• [Requirement] Your reply must be the number of lines in the entries that hold the word "need", and nothing else.

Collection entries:
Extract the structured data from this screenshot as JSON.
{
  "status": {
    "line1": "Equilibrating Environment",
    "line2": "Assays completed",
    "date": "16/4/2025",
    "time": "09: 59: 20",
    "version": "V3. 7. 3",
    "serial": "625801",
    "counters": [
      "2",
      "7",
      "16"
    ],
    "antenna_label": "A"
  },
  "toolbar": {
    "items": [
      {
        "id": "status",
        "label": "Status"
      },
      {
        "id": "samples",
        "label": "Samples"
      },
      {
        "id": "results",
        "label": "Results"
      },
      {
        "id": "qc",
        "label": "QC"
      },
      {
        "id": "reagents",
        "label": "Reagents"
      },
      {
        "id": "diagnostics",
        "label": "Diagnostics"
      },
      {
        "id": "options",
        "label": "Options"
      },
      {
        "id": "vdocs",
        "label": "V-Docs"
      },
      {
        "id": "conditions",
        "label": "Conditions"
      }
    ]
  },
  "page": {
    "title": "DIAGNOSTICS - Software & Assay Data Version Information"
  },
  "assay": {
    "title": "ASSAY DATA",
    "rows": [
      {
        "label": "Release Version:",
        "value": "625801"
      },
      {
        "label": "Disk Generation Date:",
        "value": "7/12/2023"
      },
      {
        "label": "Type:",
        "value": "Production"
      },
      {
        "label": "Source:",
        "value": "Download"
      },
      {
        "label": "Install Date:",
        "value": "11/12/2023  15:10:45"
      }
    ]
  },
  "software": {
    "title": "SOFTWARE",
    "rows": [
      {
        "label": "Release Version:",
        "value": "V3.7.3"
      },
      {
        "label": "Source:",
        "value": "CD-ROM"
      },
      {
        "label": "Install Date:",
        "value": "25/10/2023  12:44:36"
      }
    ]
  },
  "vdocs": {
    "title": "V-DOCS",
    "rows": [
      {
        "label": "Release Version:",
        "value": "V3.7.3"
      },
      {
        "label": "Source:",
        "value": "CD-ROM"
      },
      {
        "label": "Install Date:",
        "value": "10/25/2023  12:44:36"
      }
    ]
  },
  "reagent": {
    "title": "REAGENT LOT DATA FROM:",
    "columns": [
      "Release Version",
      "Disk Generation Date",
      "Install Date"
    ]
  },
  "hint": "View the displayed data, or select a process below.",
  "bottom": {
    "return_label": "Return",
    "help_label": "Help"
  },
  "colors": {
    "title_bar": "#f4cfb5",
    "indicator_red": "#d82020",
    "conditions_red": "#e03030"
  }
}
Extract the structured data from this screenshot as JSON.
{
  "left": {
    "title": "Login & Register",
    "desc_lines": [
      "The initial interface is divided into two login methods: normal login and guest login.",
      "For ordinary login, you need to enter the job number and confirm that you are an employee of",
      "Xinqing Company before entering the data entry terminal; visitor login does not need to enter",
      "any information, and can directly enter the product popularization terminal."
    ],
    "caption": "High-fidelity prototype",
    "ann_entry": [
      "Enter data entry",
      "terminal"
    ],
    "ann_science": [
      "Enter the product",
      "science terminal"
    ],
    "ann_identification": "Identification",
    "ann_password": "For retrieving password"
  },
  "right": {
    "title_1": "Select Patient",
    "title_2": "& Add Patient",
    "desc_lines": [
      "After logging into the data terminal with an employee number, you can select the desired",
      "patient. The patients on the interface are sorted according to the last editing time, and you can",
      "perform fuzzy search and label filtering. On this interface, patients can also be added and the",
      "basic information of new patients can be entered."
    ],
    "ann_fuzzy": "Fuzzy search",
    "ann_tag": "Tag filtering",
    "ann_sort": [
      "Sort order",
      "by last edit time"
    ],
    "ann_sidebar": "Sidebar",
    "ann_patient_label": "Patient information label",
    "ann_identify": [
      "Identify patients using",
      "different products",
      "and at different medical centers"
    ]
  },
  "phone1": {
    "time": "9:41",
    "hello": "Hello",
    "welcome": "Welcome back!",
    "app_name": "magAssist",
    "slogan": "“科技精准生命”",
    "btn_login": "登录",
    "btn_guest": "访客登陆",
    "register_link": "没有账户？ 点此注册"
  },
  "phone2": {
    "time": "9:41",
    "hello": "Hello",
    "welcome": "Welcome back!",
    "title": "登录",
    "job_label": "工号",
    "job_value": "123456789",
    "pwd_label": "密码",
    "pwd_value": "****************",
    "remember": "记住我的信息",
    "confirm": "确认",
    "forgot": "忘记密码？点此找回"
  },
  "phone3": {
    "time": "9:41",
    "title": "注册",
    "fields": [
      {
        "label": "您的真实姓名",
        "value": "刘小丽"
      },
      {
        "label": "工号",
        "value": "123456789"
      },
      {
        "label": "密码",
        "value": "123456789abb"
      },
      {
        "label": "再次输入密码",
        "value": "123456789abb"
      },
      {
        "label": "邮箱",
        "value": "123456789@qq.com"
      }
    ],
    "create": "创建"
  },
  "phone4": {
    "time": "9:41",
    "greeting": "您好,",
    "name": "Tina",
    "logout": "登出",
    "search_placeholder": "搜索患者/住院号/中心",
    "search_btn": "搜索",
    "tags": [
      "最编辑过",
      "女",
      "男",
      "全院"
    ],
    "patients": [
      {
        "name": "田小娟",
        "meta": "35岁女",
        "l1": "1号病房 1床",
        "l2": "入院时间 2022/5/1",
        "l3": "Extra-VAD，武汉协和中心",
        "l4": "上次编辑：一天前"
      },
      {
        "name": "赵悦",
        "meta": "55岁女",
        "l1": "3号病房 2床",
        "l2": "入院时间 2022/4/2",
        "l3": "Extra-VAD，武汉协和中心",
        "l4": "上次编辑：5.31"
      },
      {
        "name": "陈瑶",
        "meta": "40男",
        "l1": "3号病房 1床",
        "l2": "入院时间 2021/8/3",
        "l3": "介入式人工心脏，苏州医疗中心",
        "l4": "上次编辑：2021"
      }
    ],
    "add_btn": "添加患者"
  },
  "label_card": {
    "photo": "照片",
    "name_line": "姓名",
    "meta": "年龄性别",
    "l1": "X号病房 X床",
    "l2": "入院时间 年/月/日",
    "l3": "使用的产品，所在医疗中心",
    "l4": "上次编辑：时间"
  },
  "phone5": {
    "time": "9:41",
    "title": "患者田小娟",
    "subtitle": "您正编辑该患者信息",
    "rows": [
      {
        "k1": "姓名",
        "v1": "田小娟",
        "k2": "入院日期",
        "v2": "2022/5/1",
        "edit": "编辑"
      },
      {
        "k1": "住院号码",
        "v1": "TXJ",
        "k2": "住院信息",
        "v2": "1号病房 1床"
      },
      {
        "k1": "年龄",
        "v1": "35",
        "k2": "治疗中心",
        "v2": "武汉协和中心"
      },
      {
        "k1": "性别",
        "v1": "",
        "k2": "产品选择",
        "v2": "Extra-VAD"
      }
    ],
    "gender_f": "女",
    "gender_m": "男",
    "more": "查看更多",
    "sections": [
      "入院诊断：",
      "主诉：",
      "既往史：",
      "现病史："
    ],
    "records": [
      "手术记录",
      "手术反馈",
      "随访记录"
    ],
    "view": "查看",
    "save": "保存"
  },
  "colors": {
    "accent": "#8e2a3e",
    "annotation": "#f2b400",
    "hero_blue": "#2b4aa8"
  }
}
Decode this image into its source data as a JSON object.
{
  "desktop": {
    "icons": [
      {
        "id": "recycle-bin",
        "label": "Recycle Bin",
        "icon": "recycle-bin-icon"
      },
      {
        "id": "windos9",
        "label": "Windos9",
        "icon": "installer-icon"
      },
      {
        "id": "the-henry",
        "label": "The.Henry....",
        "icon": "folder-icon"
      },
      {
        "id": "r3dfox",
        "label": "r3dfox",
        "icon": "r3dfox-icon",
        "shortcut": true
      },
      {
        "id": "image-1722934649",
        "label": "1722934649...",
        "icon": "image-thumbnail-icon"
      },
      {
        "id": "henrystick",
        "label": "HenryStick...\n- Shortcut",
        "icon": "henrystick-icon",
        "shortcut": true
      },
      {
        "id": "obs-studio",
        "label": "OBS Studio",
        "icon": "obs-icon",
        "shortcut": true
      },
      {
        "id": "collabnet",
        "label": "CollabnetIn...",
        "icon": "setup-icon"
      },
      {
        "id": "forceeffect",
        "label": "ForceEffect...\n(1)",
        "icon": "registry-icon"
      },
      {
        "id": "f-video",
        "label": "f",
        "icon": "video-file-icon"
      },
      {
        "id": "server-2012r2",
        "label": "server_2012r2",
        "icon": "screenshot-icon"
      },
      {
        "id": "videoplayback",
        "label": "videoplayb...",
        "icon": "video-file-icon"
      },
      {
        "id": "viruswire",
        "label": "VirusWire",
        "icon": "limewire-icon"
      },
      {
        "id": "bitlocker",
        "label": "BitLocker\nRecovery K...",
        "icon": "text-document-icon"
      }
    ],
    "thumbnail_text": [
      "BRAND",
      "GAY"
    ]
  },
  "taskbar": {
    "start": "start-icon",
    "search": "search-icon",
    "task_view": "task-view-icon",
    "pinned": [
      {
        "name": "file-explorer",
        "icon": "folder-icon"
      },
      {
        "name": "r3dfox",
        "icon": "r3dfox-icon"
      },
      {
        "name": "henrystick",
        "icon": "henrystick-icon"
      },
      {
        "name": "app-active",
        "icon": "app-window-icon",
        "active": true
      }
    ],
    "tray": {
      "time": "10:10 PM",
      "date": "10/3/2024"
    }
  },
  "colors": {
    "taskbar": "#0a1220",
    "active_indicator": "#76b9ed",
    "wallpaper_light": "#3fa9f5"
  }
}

• [Written solution] 2